* [Task requirements]
Identify all lines in the listing that include the word "screenshot", and copy them out.

-.-.-

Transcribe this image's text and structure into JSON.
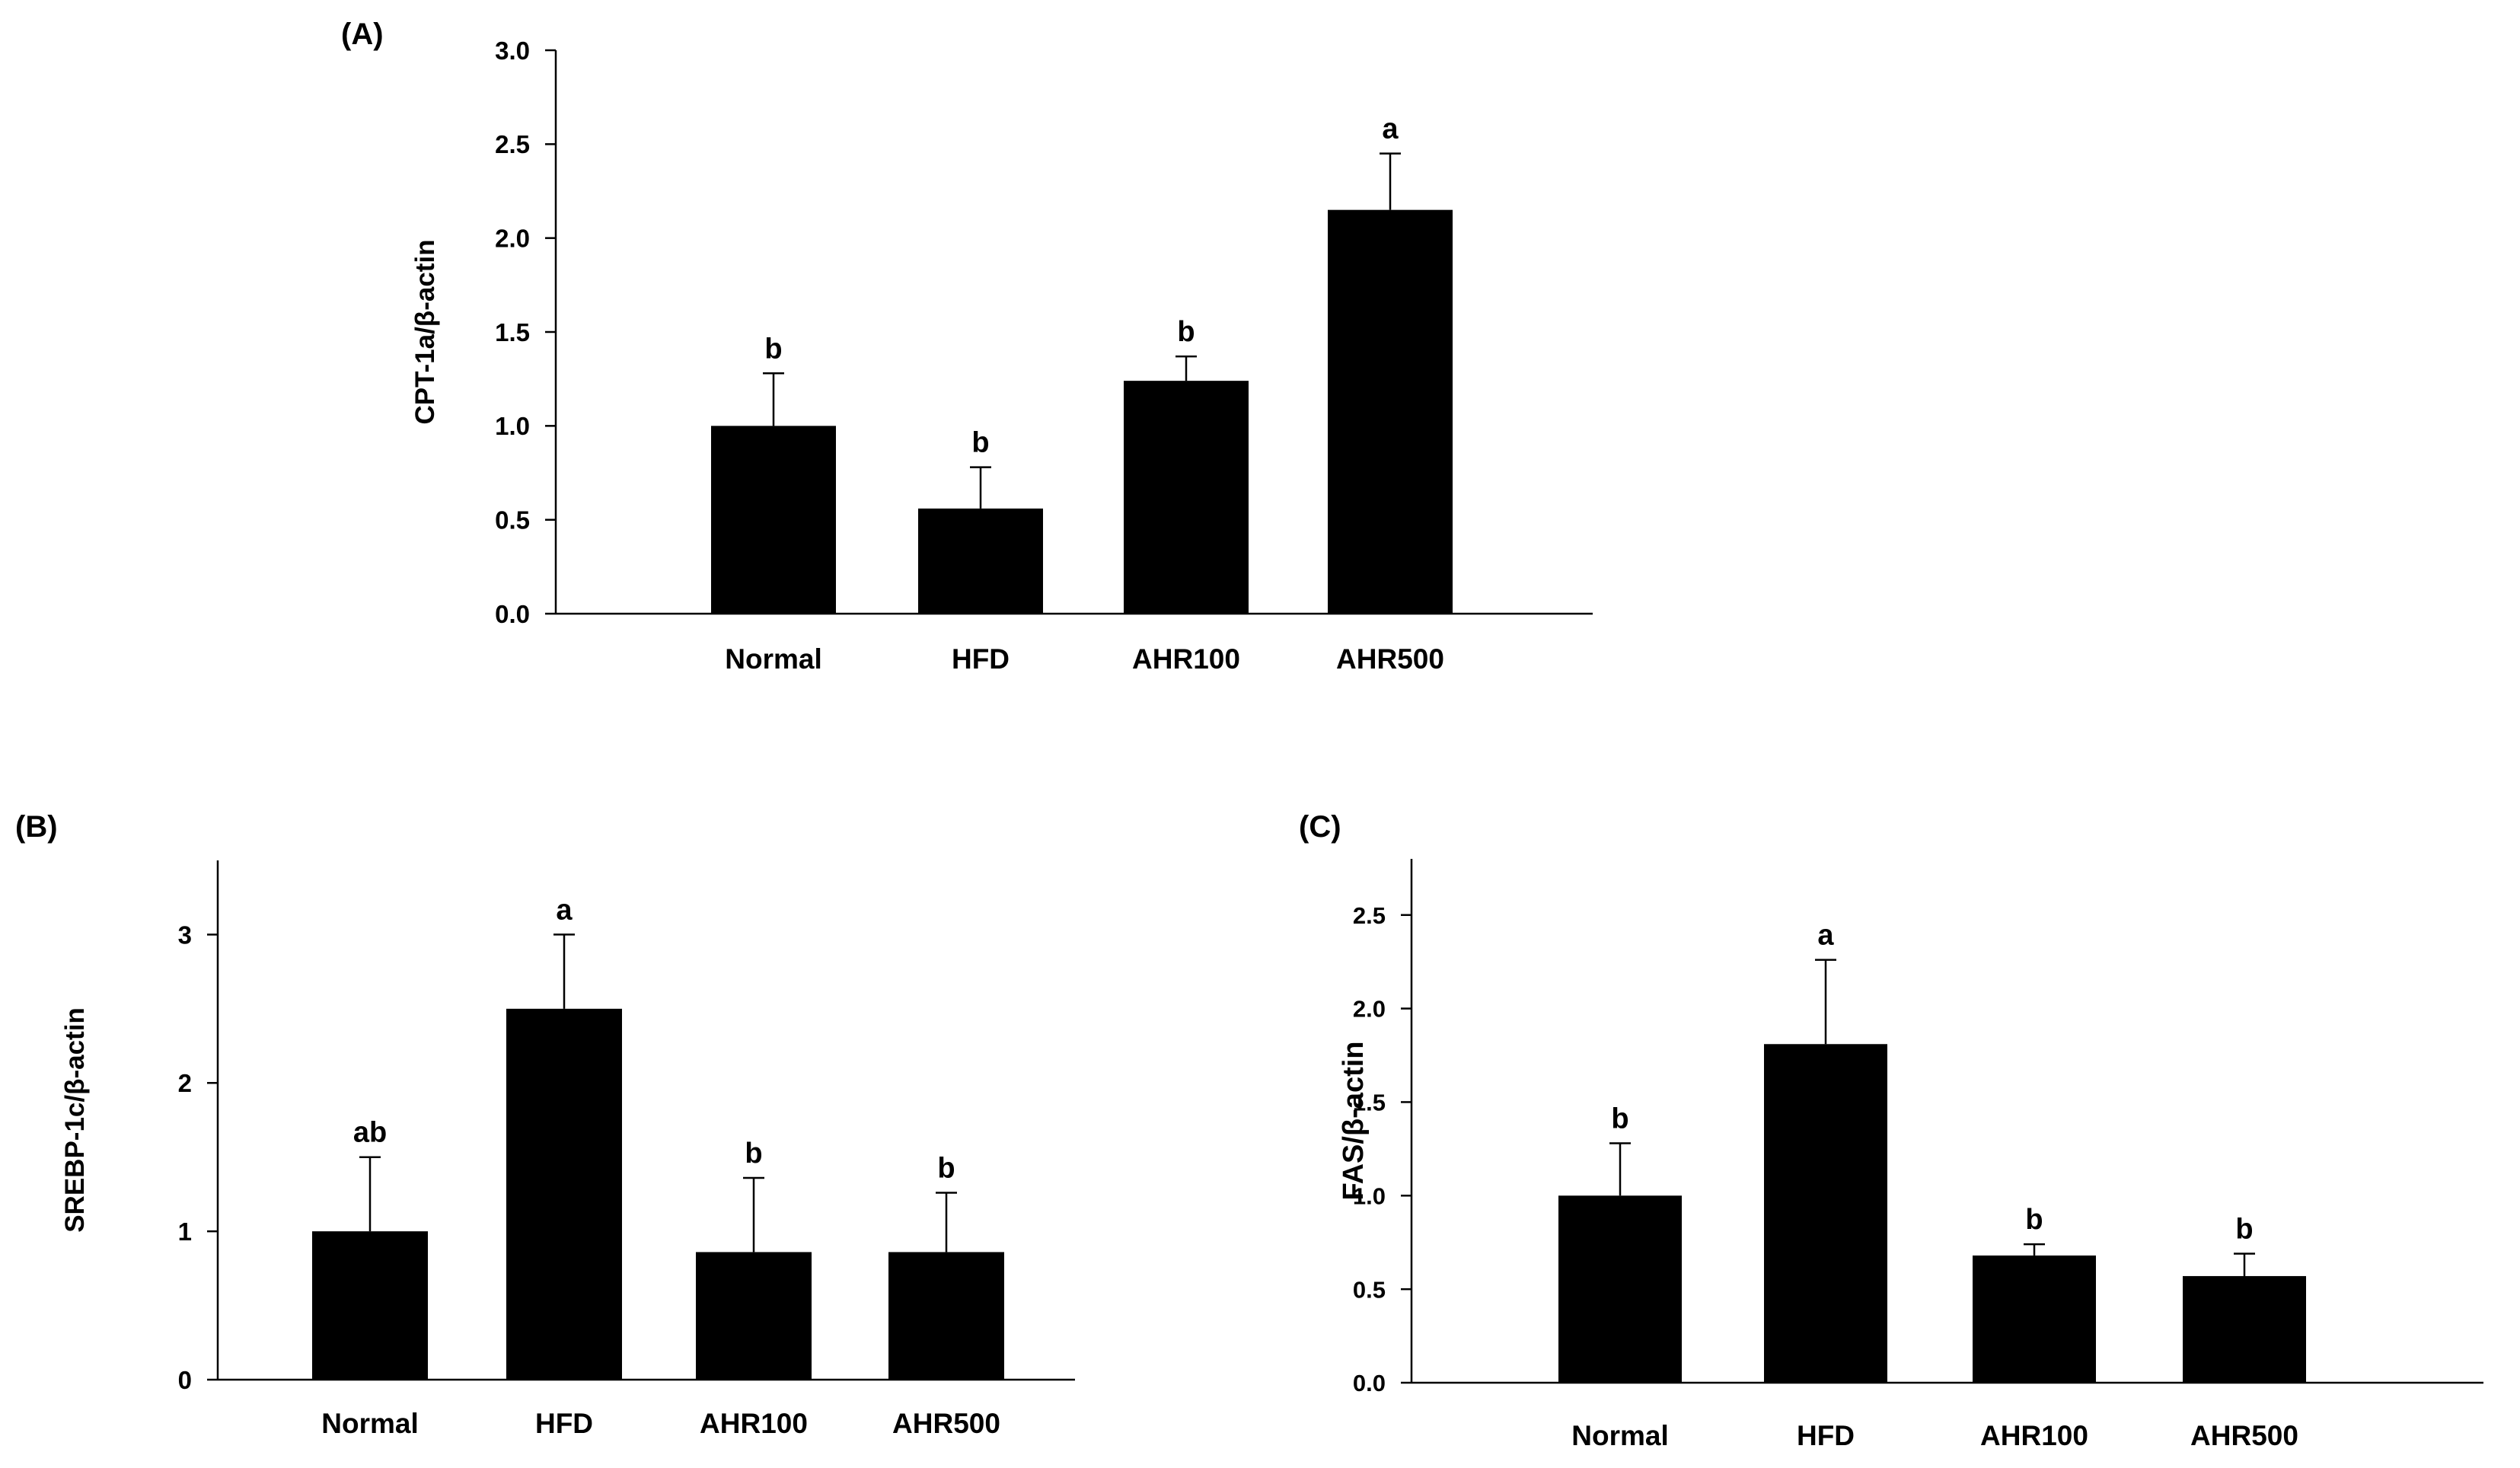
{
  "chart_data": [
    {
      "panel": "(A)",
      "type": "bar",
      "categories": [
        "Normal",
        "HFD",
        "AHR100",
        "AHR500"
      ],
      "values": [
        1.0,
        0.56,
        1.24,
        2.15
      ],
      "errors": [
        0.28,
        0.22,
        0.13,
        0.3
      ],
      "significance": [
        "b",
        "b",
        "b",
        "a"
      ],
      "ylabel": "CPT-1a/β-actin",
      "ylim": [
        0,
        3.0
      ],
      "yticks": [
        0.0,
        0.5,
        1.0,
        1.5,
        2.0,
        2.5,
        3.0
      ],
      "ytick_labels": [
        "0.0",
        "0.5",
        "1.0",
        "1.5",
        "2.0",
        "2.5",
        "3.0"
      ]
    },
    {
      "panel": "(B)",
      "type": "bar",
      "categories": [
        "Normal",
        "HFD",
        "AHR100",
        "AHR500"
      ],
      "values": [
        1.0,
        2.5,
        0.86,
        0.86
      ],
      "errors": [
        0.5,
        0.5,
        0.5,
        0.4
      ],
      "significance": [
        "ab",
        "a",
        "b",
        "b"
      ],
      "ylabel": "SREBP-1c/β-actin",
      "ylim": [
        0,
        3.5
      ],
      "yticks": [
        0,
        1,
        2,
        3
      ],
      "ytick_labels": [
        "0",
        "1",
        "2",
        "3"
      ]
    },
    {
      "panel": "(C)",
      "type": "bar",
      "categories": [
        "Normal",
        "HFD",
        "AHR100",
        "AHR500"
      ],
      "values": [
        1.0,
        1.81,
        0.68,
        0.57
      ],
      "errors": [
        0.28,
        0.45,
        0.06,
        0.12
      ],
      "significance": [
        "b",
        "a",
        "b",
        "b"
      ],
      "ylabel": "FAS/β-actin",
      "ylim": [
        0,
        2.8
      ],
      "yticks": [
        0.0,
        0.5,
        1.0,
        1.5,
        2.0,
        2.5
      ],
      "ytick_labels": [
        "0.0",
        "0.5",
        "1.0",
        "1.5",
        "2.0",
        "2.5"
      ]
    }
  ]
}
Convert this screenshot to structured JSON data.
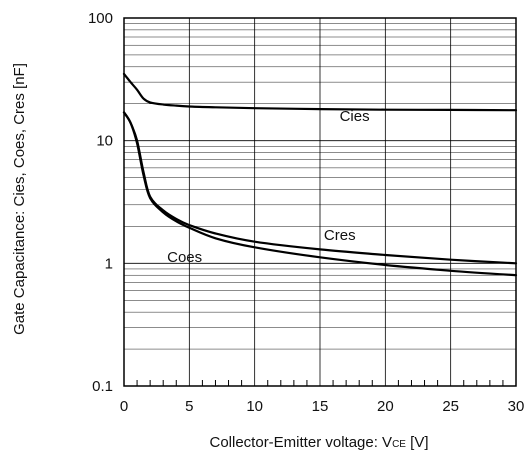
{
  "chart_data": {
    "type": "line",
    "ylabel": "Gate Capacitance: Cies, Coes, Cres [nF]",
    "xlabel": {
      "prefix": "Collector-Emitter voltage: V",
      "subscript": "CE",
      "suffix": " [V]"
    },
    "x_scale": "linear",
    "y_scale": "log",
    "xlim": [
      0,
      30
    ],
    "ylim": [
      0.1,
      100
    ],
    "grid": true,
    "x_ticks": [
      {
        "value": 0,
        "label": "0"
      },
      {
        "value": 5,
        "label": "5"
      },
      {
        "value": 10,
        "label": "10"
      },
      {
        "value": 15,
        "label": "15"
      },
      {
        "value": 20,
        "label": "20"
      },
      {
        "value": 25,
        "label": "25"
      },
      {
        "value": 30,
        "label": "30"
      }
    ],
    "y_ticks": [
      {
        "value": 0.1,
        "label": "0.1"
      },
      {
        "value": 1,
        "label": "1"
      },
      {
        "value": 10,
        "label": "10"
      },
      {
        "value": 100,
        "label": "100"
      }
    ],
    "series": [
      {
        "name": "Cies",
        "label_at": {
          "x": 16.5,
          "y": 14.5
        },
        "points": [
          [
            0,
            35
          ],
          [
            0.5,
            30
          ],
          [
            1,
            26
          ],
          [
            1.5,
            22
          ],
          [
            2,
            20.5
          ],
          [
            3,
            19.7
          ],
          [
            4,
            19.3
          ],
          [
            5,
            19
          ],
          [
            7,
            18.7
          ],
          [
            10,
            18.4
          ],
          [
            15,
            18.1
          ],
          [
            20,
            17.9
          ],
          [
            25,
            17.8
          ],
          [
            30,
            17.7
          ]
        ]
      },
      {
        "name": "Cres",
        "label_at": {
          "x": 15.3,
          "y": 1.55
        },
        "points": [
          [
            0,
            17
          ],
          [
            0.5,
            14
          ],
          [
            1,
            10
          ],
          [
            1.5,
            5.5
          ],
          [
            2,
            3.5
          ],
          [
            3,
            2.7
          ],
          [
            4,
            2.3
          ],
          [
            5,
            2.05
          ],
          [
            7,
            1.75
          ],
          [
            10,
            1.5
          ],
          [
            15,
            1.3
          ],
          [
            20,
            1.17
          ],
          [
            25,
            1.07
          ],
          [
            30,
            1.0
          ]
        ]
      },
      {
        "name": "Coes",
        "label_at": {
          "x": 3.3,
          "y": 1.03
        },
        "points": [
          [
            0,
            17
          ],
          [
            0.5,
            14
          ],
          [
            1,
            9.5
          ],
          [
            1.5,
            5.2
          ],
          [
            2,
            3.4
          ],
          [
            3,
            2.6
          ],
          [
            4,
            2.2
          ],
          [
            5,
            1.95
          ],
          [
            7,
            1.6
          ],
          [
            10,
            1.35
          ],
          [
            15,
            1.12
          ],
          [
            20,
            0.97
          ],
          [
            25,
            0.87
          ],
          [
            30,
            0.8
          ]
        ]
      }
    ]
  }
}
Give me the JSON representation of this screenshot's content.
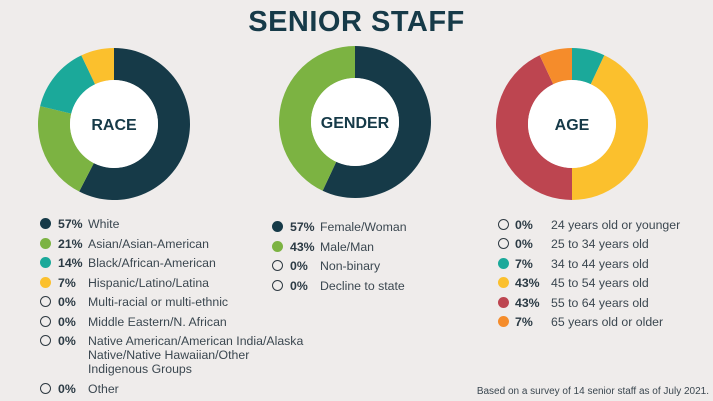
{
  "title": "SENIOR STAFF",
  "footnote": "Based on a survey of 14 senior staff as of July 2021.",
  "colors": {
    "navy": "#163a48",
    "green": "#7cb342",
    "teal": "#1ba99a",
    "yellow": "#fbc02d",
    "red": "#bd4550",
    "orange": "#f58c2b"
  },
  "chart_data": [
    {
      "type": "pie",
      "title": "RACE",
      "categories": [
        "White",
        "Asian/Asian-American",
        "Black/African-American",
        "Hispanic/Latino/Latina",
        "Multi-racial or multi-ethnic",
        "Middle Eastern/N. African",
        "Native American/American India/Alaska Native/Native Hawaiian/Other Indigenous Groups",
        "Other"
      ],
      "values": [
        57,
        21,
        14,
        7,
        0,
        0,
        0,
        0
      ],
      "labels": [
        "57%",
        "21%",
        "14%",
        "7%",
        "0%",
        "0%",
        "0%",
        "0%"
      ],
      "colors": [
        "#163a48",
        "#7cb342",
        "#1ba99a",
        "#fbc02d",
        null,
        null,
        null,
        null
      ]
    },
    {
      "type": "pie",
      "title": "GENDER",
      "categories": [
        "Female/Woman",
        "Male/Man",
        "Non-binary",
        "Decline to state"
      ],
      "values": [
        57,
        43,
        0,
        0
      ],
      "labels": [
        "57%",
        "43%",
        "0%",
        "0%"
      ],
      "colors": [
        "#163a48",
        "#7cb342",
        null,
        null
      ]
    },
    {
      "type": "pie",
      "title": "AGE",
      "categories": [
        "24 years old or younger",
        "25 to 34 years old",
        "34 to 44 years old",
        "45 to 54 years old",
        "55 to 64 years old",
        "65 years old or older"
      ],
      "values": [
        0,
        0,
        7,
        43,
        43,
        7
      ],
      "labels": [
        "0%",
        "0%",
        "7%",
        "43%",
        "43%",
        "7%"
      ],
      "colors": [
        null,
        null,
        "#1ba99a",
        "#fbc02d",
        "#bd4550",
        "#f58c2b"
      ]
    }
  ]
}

-.-.-

* [Result of the exercise]
Convert this screenshot to structured JSON data.
Give me the JSON representation of this screenshot's content.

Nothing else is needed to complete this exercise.